Information given:
————————

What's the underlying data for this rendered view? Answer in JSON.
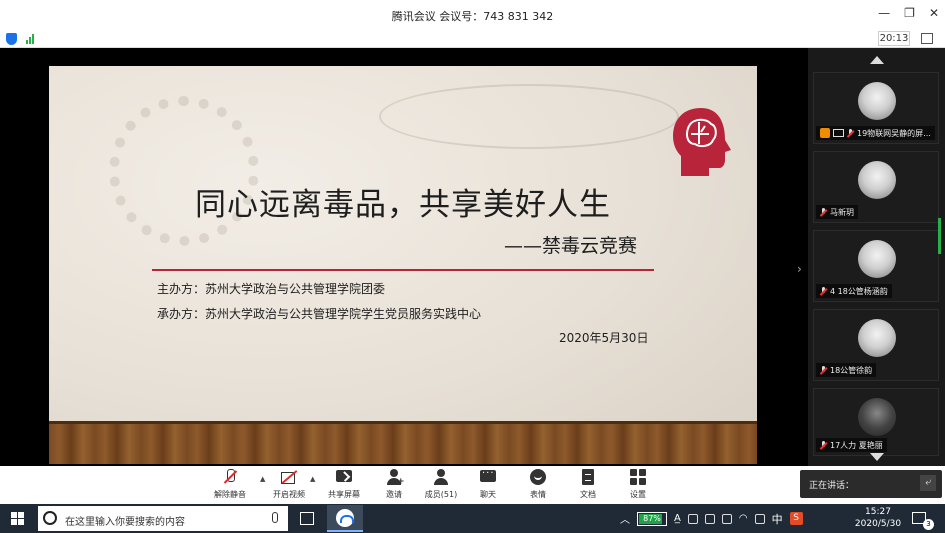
{
  "window": {
    "title": "腾讯会议  会议号：743 831 342",
    "min_icon": "—",
    "restore_icon": "❐",
    "close_icon": "✕"
  },
  "statusbar": {
    "timer": "20:13"
  },
  "slide": {
    "title": "同心远离毒品，共享美好人生",
    "subtitle": "——禁毒云竞赛",
    "organizer": "主办方：苏州大学政治与公共管理学院团委",
    "co_organizer": "承办方：苏州大学政治与公共管理学院学生党员服务实践中心",
    "date": "2020年5月30日",
    "brain_color": "#b8243a"
  },
  "participants": [
    {
      "label": "19物联网吴静的屏..."
    },
    {
      "label": "马新玥"
    },
    {
      "label": "4  18公管杨涵韵"
    },
    {
      "label": "18公管徐韵"
    },
    {
      "label": "17人力  夏艳丽"
    }
  ],
  "toolbar": {
    "unmute": "解除静音",
    "start_video": "开启视频",
    "share_screen": "共享屏幕",
    "invite": "邀请",
    "members": "成员(51)",
    "chat": "聊天",
    "emoji": "表情",
    "docs": "文档",
    "settings": "设置",
    "caret": "▲"
  },
  "speaking": {
    "label": "正在讲话：",
    "back_icon": "⤶"
  },
  "taskbar": {
    "search_placeholder": "在这里输入你要搜索的内容",
    "battery": "87%",
    "battery_level": 0.87,
    "ime": "中",
    "sogou": "S",
    "time": "15:27",
    "date": "2020/5/30",
    "notif_count": "3",
    "tray_up": "︿",
    "ai": "A̲",
    "wifi": "◠"
  }
}
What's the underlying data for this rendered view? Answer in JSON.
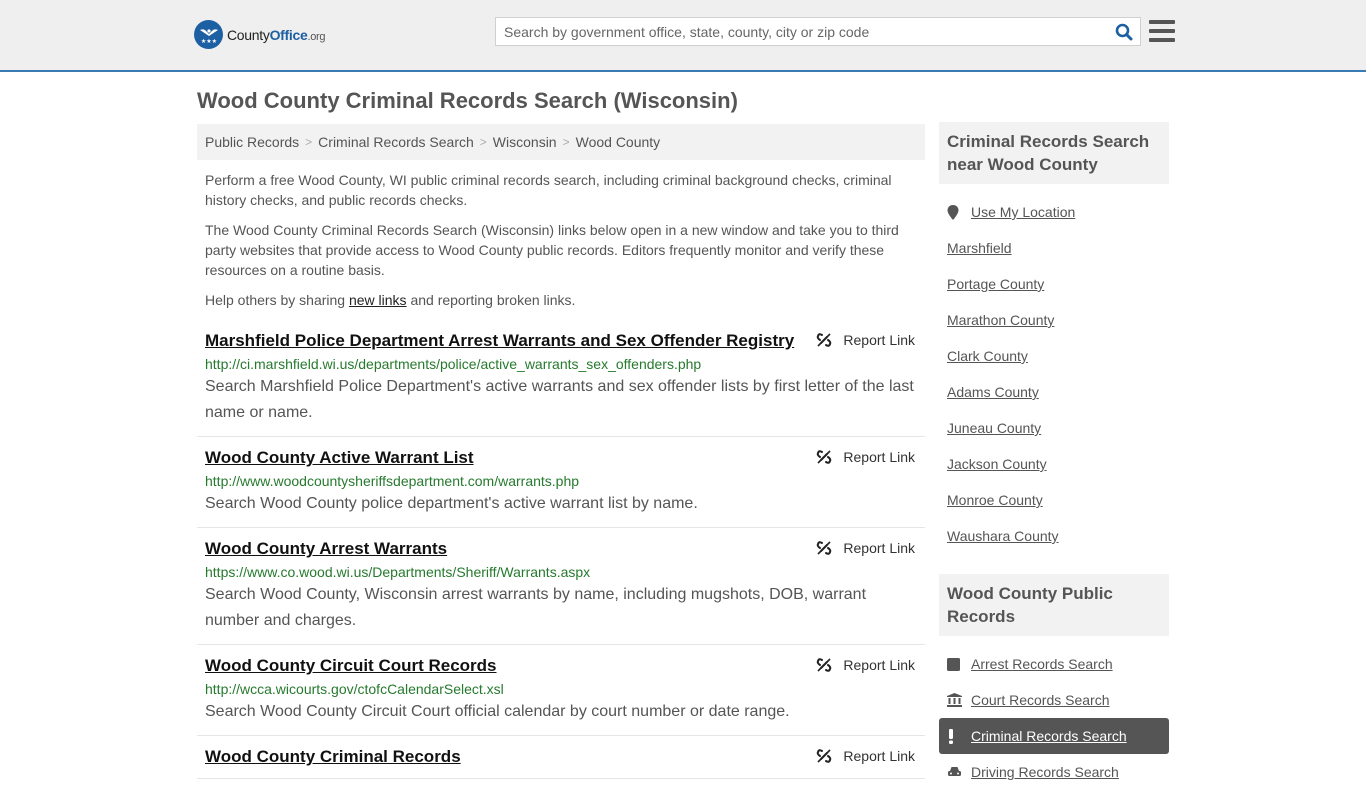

————————

Short task: Your copy should repeat each entry above exactly but contain no pictures.

The response:
What's the underlying data for this rendered view? Answer in JSON.
{
  "window": {
    "title": "腾讯会议  会议号：743 831 342",
    "min_icon": "—",
    "restore_icon": "❐",
    "close_icon": "✕"
  },
  "statusbar": {
    "timer": "20:13"
  },
  "slide": {
    "title": "同心远离毒品，共享美好人生",
    "subtitle": "——禁毒云竞赛",
    "organizer": "主办方：苏州大学政治与公共管理学院团委",
    "co_organizer": "承办方：苏州大学政治与公共管理学院学生党员服务实践中心",
    "date": "2020年5月30日",
    "brain_color": "#b8243a"
  },
  "participants": [
    {
      "label": "19物联网吴静的屏..."
    },
    {
      "label": "马新玥"
    },
    {
      "label": "4  18公管杨涵韵"
    },
    {
      "label": "18公管徐韵"
    },
    {
      "label": "17人力  夏艳丽"
    }
  ],
  "toolbar": {
    "unmute": "解除静音",
    "start_video": "开启视频",
    "share_screen": "共享屏幕",
    "invite": "邀请",
    "members": "成员(51)",
    "chat": "聊天",
    "emoji": "表情",
    "docs": "文档",
    "settings": "设置",
    "caret": "▲"
  },
  "speaking": {
    "label": "正在讲话：",
    "back_icon": "⤶"
  },
  "taskbar": {
    "search_placeholder": "在这里输入你要搜索的内容",
    "battery": "87%",
    "battery_level": 0.87,
    "ime": "中",
    "sogou": "S",
    "time": "15:27",
    "date": "2020/5/30",
    "notif_count": "3",
    "tray_up": "︿",
    "ai": "A̲",
    "wifi": "◠"
  }
}
What's the underlying data for this rendered view? Answer in JSON.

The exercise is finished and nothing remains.